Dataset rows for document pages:
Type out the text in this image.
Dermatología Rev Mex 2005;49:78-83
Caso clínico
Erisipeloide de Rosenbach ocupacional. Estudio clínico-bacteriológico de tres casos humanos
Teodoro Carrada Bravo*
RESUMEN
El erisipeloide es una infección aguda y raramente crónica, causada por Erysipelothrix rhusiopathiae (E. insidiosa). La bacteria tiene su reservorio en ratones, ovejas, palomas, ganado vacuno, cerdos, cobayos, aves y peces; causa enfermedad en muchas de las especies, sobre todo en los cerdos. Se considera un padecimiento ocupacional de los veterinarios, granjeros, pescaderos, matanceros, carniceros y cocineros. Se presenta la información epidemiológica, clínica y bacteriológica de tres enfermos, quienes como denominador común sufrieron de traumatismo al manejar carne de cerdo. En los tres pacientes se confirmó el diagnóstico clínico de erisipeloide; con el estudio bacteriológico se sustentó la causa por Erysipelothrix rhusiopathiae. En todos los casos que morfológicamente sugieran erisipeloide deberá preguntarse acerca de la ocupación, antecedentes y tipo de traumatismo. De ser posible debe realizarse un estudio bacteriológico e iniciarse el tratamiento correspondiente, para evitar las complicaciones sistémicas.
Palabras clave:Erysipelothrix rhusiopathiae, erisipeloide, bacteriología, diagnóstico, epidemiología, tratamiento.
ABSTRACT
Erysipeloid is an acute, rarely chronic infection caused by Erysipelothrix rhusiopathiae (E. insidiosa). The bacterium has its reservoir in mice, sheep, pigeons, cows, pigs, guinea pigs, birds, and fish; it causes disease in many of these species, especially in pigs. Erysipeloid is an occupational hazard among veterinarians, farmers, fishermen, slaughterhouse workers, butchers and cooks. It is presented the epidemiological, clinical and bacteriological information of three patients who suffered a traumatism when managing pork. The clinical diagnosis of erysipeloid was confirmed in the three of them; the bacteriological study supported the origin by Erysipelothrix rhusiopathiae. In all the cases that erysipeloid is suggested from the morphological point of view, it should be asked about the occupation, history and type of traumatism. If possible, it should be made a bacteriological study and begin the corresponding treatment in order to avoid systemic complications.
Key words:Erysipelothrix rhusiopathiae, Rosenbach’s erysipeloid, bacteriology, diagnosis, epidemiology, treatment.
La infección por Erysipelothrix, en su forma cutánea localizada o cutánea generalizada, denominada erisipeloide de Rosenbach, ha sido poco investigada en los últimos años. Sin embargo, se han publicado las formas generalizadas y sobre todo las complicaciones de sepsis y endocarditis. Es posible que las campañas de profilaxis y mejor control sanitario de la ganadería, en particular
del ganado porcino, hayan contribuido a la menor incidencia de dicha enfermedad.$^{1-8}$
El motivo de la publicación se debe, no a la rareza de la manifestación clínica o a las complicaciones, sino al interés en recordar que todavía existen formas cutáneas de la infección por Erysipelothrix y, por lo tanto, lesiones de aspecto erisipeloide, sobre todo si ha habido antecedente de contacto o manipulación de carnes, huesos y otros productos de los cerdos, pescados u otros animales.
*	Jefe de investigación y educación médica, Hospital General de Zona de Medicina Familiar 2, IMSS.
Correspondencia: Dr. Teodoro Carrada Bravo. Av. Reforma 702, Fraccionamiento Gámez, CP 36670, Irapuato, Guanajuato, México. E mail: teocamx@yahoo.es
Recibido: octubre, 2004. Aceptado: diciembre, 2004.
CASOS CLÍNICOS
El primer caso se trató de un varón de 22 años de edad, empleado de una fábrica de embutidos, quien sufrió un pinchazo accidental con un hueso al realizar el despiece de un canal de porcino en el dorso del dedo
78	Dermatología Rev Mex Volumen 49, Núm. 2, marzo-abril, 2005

**Work to complete:** State how many lines of the data above contain the word "diagnóstico", and include nothing other than that number.

**Response:** 2